[Data items]
....................

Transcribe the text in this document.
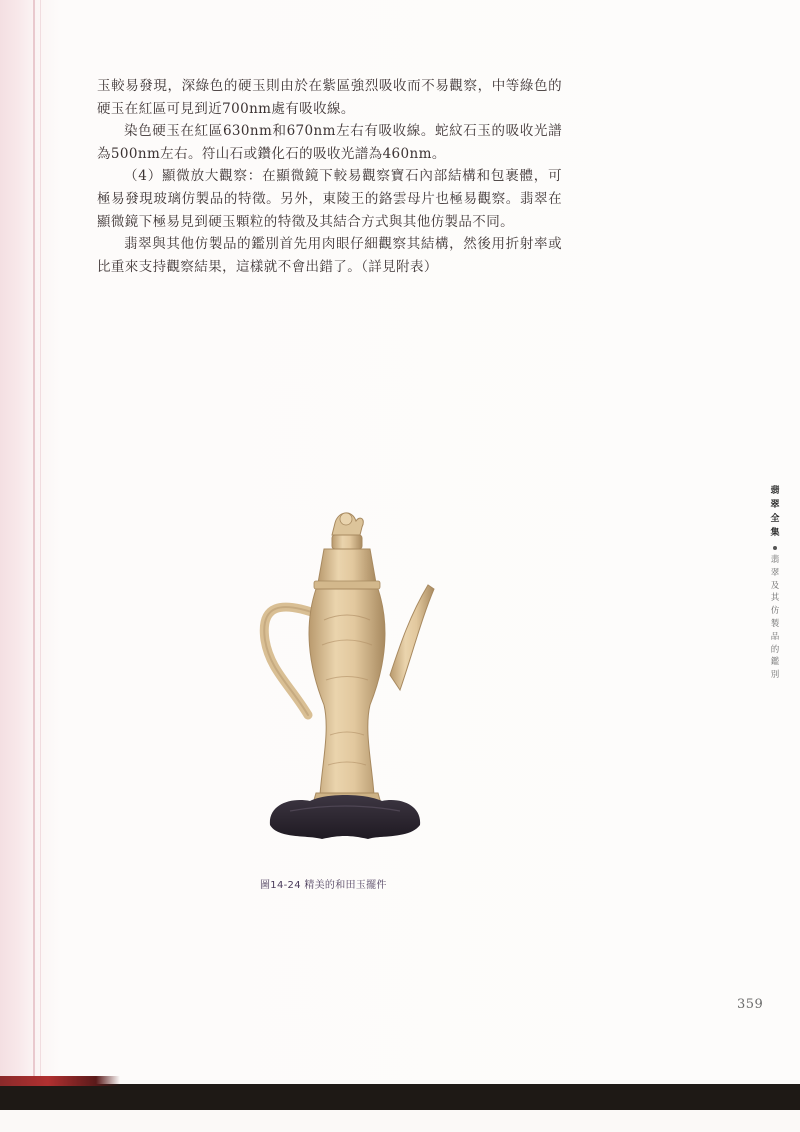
玉較易發現，深綠色的硬玉則由於在紫區強烈吸收而不易觀察，中等綠色的硬玉在紅區可見到近700nm處有吸收線。

染色硬玉在紅區630nm和670nm左右有吸收線。蛇紋石玉的吸收光譜為500nm左右。符山石或鑽化石的吸收光譜為460nm。

（4）顯微放大觀察：在顯微鏡下較易觀察寶石內部結構和包裹體，可極易發現玻璃仿製品的特徵。另外，東陵王的鉻雲母片也極易觀察。翡翠在顯微鏡下極易見到硬玉顆粒的特徵及其結合方式與其他仿製品不同。

翡翠與其他仿製品的鑑別首先用肉眼仔細觀察其結構，然後用折射率或比重來支持觀察結果，這樣就不會出錯了。（詳見附表）

圖14-24 精美的和田玉擺件
翡翠全集
翡翠及其仿製品的鑑別
359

....................

> _The problem_
Your task is to repeat the material above exactly, without its pictures.

> _Result of this task_
Transcribe the text in this document.
玉較易發現，深綠色的硬玉則由於在紫區強烈吸收而不易觀察，中等綠色的硬玉在紅區可見到近700nm處有吸收線。

染色硬玉在紅區630nm和670nm左右有吸收線。蛇紋石玉的吸收光譜為500nm左右。符山石或鑽化石的吸收光譜為460nm。

（4）顯微放大觀察：在顯微鏡下較易觀察寶石內部結構和包裹體，可極易發現玻璃仿製品的特徵。另外，東陵王的鉻雲母片也極易觀察。翡翠在顯微鏡下極易見到硬玉顆粒的特徵及其結合方式與其他仿製品不同。

翡翠與其他仿製品的鑑別首先用肉眼仔細觀察其結構，然後用折射率或比重來支持觀察結果，這樣就不會出錯了。（詳見附表）

圖14-24 精美的和田玉擺件
翡翠全集
翡翠及其仿製品的鑑別
359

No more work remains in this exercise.